[Codegen] Use linearize_index op when swapping slice and expand (#19730)

This PR replaces the affine.apply used for index computation in
`SwapExpandShapeWithSlicePattern` with an `affine.linearize_index` op.
This is a more canonical form, and will make CSE easier with index
computation generated by other similar patterns.

---------

Signed-off-by: Max Dawkins <max.dawkins@gmail.com>
diff --git a/compiler/src/iree/compiler/Codegen/Common/GPU/test/gpu_apply_tiling_level.mlir b/compiler/src/iree/compiler/Codegen/Common/GPU/test/gpu_apply_tiling_level.mlir
index 99a46be..8dfe361 100644
--- a/compiler/src/iree/compiler/Codegen/Common/GPU/test/gpu_apply_tiling_level.mlir
+++ b/compiler/src/iree/compiler/Codegen/Common/GPU/test/gpu_apply_tiling_level.mlir
@@ -433,8 +433,8 @@
 
 // THREAD-LABEL: func.func @swap_expand_shape_with_extract_slice
 //       THREAD:   scf.forall (%[[X:[A-Za-z0-9]+]], %[[Y:[A-Za-z0-9]+]], %[[Z:[A-Za-z0-9]+]])

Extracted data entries
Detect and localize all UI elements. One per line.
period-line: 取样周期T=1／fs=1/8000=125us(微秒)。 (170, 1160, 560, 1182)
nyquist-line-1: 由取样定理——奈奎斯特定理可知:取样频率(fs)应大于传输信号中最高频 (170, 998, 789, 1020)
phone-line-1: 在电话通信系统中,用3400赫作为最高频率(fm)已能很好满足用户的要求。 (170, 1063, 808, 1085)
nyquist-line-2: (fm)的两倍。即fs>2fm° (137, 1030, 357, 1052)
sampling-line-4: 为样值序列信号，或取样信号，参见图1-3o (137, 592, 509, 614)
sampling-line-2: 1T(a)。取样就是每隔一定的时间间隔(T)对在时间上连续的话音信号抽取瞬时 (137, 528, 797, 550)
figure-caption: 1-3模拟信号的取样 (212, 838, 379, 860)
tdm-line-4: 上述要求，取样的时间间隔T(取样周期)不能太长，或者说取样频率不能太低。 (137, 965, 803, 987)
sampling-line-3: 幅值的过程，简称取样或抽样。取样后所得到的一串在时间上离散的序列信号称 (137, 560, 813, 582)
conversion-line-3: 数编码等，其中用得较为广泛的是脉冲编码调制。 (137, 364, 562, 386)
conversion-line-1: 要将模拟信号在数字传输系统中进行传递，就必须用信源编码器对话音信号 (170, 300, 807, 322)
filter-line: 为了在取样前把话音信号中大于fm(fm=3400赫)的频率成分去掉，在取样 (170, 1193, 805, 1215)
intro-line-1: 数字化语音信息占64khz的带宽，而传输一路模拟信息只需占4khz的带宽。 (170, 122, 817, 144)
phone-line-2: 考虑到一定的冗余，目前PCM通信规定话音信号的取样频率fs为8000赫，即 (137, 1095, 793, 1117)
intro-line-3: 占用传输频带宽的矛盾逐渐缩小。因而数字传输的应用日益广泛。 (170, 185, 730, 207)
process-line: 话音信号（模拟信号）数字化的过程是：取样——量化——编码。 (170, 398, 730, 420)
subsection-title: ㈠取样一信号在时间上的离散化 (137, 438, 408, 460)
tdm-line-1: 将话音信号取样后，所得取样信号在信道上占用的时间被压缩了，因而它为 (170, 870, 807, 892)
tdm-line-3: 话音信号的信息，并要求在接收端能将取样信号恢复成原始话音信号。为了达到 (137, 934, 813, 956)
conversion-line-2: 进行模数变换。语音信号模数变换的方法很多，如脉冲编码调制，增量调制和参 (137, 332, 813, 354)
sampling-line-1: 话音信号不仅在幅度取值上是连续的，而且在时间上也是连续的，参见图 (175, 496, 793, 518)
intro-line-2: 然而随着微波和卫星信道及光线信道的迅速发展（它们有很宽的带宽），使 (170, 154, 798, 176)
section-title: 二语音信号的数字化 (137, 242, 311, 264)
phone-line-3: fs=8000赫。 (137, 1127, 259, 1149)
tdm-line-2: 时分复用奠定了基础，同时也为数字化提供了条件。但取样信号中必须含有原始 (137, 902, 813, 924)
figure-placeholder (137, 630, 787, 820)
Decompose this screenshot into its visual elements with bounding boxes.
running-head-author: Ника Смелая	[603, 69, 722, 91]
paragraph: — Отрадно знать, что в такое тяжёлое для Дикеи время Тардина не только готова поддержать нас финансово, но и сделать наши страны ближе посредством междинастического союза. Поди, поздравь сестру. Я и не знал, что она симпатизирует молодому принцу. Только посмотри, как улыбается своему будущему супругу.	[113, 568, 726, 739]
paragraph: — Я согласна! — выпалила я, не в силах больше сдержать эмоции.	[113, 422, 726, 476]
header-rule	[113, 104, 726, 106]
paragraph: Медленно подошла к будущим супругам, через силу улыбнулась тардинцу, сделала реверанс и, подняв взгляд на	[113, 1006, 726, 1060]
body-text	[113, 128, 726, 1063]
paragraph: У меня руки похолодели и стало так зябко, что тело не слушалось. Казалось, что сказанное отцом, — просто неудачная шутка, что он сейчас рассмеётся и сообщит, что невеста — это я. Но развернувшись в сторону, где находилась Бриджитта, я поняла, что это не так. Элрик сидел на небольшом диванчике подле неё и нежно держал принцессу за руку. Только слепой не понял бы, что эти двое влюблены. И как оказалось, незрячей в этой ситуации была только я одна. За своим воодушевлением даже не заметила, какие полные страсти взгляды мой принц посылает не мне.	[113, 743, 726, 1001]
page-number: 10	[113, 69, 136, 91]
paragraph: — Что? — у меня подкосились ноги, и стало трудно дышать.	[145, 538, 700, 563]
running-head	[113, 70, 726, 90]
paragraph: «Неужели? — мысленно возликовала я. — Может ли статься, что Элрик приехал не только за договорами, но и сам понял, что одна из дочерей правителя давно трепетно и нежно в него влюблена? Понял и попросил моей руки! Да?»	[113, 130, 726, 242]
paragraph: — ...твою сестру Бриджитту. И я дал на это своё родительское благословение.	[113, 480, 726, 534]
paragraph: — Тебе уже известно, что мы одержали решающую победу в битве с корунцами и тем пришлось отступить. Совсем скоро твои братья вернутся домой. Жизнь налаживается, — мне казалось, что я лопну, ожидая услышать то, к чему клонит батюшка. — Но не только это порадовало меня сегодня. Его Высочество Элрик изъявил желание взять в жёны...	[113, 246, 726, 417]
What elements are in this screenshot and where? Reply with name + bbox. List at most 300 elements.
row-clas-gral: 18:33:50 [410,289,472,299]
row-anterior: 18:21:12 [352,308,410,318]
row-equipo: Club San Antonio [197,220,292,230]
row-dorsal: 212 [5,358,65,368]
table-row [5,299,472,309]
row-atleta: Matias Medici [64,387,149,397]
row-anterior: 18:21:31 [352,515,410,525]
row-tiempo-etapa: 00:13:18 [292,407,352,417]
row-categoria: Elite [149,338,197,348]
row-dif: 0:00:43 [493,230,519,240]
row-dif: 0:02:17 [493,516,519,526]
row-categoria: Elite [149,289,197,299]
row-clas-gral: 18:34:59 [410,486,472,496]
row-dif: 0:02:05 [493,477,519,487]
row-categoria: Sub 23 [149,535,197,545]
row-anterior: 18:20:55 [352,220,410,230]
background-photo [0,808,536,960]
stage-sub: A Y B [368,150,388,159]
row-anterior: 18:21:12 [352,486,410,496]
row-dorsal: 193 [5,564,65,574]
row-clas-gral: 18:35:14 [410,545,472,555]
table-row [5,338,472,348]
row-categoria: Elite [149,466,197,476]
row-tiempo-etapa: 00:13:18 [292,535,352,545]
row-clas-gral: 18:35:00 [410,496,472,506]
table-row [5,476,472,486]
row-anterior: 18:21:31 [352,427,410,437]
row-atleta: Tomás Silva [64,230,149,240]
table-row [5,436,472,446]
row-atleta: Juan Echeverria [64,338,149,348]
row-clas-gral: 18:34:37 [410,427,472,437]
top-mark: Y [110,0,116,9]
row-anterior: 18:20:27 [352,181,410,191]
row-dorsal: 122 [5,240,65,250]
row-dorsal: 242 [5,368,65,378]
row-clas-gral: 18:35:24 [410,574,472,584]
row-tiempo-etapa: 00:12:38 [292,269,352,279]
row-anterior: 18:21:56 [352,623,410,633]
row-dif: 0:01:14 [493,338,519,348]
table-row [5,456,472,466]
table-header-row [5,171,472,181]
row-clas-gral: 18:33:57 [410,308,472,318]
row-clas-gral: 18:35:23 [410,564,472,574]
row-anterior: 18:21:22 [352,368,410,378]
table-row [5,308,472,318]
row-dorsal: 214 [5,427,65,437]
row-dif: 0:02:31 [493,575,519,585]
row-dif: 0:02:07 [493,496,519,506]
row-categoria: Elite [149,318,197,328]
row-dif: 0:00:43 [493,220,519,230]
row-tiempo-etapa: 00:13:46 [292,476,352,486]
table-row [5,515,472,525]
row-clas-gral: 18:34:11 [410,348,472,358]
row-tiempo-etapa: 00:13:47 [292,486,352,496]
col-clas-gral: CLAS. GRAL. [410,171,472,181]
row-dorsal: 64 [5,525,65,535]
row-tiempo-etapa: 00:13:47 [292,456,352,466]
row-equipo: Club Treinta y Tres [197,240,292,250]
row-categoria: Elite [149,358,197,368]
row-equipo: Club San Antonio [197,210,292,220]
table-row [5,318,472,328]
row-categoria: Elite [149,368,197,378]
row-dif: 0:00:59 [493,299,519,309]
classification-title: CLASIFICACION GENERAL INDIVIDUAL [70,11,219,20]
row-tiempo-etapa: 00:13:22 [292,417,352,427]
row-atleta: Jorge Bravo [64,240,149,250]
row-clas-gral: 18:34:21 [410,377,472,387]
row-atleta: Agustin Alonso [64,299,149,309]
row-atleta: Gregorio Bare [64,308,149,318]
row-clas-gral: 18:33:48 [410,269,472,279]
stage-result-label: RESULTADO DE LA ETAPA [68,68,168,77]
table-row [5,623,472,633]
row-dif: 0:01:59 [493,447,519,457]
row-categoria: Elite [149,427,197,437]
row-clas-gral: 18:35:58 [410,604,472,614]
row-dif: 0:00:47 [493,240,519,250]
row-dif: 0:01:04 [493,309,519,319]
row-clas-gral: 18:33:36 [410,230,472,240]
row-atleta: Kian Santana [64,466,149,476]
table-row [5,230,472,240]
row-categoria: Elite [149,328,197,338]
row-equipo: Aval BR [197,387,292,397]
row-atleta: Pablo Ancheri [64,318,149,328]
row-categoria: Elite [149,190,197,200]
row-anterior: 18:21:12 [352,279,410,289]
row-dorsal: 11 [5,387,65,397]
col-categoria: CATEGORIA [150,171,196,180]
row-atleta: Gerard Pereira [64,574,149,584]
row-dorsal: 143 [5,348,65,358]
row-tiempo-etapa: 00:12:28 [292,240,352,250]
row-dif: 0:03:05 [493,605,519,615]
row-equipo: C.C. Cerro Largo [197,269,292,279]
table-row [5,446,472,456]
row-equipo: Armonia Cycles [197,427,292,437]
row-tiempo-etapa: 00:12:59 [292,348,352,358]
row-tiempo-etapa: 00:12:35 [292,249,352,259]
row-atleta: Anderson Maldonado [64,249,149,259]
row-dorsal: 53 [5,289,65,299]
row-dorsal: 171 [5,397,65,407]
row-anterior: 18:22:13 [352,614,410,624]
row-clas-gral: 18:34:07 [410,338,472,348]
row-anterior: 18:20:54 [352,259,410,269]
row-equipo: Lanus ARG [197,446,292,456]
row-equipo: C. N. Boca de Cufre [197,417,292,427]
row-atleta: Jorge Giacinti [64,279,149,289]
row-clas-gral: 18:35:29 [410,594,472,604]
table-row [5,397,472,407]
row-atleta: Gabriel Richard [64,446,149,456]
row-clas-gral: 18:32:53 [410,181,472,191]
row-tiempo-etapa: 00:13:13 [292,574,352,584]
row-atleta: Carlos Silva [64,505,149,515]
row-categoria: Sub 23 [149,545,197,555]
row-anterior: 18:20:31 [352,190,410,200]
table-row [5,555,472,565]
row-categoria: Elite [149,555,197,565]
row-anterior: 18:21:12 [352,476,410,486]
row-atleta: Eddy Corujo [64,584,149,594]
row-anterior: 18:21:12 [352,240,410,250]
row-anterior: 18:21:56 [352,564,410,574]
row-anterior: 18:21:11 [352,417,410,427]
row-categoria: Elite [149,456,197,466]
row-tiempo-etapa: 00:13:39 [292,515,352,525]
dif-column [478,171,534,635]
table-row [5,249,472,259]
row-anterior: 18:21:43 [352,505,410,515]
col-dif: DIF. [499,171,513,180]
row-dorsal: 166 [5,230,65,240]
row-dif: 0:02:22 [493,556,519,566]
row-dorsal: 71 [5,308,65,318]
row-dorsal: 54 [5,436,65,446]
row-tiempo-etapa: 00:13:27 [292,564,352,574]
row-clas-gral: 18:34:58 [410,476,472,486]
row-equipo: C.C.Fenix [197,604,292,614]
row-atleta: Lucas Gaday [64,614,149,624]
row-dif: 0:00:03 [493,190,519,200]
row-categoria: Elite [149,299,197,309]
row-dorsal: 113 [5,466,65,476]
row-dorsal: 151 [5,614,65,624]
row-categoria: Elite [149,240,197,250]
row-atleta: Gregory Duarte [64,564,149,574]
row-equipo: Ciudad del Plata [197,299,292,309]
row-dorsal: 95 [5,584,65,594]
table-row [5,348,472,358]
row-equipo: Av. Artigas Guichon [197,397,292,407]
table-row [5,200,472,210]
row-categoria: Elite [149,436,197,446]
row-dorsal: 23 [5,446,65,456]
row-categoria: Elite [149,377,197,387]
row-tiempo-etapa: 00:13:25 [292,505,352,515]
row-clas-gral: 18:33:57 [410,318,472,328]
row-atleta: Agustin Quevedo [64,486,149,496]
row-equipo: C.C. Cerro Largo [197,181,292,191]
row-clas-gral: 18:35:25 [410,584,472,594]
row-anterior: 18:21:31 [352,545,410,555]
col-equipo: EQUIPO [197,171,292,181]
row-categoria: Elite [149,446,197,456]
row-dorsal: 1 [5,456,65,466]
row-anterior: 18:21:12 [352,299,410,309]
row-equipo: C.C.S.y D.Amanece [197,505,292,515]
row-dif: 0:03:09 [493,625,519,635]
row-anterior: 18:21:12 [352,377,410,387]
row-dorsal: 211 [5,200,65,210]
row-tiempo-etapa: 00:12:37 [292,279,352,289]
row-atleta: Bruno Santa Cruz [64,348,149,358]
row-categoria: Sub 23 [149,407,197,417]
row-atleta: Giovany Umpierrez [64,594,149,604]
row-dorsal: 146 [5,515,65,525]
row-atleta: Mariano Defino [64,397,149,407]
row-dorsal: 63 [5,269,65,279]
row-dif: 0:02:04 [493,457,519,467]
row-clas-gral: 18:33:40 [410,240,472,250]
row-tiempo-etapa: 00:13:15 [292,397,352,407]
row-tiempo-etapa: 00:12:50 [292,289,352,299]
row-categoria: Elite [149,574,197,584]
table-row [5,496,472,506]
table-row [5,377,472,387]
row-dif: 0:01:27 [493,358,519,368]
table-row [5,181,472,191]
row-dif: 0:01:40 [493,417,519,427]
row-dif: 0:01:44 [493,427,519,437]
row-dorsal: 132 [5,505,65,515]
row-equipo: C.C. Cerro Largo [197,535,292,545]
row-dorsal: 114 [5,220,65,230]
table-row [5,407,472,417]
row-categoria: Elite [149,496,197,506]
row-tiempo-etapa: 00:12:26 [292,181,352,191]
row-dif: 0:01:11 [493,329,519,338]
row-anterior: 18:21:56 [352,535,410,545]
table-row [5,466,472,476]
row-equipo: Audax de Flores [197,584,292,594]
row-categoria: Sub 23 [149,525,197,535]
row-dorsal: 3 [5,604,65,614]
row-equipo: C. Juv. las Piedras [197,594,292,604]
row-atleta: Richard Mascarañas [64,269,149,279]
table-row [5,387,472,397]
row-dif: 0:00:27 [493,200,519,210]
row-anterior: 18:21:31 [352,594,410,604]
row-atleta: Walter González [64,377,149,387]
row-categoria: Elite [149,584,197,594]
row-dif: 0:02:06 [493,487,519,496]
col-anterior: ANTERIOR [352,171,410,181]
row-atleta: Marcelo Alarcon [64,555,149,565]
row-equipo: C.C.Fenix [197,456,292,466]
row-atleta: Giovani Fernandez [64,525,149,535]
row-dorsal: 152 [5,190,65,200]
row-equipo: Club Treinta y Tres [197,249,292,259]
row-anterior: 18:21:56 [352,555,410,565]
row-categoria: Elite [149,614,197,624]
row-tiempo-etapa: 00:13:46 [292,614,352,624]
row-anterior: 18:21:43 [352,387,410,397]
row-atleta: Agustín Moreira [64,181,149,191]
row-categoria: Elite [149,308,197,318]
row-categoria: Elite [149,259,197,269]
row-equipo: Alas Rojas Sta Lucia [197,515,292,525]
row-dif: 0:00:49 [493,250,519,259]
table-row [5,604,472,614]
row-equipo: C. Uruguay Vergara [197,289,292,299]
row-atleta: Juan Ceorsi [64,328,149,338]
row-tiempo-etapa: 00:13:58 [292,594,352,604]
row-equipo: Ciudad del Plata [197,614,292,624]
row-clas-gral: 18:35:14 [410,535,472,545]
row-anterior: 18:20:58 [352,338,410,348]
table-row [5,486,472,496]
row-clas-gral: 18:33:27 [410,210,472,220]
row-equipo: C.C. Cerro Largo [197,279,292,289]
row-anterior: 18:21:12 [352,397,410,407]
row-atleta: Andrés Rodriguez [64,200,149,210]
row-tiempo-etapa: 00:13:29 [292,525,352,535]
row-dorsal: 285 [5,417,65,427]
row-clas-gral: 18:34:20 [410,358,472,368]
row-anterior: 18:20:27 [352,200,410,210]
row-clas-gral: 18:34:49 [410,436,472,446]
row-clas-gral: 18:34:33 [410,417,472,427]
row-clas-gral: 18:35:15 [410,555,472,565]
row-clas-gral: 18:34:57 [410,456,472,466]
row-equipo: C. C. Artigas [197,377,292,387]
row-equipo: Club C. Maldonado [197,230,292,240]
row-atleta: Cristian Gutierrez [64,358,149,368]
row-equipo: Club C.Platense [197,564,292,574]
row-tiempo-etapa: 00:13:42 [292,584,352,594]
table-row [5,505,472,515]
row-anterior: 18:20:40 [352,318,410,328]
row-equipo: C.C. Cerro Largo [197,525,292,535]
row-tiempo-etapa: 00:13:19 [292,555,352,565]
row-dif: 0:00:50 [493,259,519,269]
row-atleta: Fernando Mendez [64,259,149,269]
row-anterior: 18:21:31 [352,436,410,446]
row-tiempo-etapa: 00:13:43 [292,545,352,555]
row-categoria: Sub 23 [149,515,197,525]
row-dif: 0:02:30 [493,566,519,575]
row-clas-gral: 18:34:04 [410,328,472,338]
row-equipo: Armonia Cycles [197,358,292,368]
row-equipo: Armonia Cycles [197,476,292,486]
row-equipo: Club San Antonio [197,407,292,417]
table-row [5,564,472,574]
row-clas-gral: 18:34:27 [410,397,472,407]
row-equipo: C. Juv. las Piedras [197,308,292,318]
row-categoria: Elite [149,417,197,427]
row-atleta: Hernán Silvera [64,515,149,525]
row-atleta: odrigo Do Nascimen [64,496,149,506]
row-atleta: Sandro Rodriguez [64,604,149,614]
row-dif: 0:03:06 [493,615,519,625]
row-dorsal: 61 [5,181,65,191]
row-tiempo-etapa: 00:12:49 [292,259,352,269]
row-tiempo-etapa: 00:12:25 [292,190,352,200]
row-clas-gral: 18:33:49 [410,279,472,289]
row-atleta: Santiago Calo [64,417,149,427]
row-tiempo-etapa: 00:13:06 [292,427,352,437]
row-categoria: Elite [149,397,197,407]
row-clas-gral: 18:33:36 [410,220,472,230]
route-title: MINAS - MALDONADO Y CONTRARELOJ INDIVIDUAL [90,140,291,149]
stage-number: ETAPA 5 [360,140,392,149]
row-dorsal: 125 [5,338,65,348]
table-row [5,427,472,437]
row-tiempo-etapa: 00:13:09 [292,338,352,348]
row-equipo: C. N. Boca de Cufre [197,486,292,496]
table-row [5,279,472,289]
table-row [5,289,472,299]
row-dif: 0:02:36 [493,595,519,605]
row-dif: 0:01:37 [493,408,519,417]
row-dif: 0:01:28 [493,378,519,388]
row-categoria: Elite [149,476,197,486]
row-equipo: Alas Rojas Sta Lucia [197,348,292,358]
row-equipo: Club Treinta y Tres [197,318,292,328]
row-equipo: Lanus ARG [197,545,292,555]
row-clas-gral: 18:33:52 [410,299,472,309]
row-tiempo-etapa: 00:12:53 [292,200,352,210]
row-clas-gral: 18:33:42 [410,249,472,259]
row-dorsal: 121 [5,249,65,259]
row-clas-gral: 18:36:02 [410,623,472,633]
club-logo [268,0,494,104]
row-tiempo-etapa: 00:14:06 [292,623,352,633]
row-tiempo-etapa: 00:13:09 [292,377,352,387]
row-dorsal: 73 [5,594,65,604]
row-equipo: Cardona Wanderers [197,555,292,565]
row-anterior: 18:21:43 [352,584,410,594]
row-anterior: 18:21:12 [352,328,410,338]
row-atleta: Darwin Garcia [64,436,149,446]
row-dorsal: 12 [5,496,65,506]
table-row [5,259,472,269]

:: THE PROBLEM ::
Quote everything in the commit from "This is a more" down to "(%[[X:[A-Za-z0-9]+]], %[[Y:[A-Za-z0-9]+]], %[[Z:[A-Za-z0-9]+]])". These rows were taken from a different source than the commit.

:: ANSWER ::
This is a more canonical form, and will make CSE easier with index
computation generated by other similar patterns.

---------

Signed-off-by: Max Dawkins <max.dawkins@gmail.com>
diff --git a/compiler/src/iree/compiler/Codegen/Common/GPU/test/gpu_apply_tiling_level.mlir b/compiler/src/iree/compiler/Codegen/Common/GPU/test/gpu_apply_tiling_level.mlir
index 99a46be..8dfe361 100644
--- a/compiler/src/iree/compiler/Codegen/Common/GPU/test/gpu_apply_tiling_level.mlir
+++ b/compiler/src/iree/compiler/Codegen/Common/GPU/test/gpu_apply_tiling_level.mlir
@@ -433,8 +433,8 @@
 
 // THREAD-LABEL: func.func @swap_expand_shape_with_extract_slice
 //       THREAD:   scf.forall (%[[X:[A-Za-z0-9]+]], %[[Y:[A-Za-z0-9]+]], %[[Z:[A-Za-z0-9]+]])